▼

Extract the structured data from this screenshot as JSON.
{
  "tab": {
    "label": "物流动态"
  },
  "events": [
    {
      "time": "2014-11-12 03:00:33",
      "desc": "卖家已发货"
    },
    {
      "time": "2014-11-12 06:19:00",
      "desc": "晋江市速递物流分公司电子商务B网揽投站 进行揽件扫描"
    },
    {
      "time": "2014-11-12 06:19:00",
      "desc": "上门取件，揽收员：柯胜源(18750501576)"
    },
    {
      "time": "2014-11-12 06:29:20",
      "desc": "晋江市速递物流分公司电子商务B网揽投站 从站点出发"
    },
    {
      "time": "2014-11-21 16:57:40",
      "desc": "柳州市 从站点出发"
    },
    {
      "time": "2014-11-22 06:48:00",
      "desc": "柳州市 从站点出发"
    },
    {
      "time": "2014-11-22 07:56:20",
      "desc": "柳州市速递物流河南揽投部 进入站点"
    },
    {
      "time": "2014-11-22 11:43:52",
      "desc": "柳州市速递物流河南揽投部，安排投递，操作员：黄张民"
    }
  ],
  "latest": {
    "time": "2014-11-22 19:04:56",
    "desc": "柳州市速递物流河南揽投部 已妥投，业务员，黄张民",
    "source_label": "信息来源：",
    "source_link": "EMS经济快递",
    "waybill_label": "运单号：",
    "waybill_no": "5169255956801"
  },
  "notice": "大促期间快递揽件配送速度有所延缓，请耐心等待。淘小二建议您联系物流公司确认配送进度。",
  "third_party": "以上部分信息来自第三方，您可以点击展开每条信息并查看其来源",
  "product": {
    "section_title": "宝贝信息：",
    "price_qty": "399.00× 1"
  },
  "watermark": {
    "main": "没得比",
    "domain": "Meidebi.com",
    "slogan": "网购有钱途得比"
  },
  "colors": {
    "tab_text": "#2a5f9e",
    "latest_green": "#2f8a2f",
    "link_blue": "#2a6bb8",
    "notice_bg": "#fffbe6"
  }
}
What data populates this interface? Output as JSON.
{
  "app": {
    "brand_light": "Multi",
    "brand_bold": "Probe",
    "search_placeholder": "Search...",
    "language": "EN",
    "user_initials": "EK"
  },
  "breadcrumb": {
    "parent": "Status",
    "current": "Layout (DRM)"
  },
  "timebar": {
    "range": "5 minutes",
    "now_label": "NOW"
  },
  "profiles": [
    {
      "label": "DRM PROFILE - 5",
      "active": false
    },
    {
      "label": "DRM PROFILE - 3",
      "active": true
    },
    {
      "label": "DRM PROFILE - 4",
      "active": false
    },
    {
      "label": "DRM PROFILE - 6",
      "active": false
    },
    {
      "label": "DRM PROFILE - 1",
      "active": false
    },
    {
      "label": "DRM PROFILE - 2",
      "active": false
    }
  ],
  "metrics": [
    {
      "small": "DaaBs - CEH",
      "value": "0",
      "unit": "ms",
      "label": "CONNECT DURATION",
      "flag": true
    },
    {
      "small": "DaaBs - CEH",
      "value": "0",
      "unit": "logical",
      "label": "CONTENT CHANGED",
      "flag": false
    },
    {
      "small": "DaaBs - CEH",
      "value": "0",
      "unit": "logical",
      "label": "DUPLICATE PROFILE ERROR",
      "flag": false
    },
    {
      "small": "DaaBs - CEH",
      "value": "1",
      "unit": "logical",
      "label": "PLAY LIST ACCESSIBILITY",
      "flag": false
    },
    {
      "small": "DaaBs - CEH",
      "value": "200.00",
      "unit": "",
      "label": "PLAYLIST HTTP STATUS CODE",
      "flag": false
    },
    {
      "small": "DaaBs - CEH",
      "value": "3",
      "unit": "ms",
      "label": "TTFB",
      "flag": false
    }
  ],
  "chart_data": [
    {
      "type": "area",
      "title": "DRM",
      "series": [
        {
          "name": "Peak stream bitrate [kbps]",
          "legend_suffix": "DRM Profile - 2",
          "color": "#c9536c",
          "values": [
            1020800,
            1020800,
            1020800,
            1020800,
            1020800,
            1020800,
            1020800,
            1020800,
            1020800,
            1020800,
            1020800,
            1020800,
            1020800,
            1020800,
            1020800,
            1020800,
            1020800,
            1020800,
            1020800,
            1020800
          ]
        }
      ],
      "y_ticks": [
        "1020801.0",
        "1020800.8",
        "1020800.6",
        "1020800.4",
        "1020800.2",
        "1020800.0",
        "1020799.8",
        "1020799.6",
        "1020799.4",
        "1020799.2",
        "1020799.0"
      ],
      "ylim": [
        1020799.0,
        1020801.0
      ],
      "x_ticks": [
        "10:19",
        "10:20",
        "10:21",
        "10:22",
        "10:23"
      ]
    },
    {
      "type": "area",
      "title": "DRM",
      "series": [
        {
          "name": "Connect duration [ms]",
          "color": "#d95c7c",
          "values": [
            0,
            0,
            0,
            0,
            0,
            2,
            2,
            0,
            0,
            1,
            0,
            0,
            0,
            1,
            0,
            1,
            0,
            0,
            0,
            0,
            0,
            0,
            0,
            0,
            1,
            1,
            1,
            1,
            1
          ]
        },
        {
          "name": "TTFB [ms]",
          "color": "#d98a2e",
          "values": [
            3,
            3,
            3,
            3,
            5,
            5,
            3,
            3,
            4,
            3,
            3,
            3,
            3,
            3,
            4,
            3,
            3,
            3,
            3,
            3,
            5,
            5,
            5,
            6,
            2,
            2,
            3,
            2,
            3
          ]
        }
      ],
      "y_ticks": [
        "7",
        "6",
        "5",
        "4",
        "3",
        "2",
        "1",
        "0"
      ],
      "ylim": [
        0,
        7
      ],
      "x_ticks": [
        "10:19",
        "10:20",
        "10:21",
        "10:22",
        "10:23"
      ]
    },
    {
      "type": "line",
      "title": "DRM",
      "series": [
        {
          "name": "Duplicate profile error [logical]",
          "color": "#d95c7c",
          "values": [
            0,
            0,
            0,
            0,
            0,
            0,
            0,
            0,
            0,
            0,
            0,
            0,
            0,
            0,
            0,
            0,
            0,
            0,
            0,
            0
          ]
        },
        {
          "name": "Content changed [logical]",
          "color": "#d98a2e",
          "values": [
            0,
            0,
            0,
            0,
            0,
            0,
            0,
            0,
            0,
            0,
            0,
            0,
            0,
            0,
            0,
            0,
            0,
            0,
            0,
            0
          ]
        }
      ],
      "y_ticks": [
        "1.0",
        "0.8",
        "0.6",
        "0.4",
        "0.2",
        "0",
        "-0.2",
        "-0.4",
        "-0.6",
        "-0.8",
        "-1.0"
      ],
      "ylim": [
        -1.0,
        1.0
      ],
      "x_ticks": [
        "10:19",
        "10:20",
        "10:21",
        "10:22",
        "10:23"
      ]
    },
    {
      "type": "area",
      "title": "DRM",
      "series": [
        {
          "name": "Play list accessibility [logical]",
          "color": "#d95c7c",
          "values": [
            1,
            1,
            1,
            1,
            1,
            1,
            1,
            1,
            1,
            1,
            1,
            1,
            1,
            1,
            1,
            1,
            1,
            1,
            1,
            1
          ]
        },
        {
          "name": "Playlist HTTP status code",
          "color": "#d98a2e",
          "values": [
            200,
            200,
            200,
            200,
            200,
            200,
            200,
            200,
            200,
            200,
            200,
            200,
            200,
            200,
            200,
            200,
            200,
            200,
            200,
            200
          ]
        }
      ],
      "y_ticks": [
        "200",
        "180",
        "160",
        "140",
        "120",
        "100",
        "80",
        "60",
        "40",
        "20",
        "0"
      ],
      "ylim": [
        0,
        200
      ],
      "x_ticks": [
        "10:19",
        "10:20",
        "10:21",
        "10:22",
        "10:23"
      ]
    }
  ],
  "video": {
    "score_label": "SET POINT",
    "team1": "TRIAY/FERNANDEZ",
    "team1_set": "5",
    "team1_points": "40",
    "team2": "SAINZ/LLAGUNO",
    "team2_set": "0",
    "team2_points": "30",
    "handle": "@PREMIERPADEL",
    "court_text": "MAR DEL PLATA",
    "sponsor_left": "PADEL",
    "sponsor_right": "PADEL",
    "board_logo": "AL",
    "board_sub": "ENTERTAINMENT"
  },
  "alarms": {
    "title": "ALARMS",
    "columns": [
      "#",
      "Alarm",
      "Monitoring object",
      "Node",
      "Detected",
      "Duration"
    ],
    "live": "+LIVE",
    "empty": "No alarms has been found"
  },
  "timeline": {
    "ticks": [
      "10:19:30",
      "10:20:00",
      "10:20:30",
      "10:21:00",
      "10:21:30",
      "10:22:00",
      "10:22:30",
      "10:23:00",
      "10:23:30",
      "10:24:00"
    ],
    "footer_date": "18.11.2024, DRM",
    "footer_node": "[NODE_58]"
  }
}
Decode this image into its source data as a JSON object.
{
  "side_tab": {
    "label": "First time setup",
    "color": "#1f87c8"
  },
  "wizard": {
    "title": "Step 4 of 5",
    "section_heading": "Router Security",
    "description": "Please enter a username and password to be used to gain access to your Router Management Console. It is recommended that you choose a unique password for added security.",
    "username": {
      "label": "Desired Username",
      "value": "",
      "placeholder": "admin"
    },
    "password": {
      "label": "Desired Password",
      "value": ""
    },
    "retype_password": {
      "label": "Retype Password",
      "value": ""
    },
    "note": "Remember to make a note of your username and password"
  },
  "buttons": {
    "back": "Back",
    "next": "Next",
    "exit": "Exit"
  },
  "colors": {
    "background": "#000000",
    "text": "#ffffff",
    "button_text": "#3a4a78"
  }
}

▲

→ What is being asked: Identify the lines in the entries above that contain "Router", then copy them out.

→ Exercise result:
    "section_heading": "Router Security",
    "description": "Please enter a username and password to be used to gain access to your Router Management Console. It is recommended that you choose a unique password for added security.",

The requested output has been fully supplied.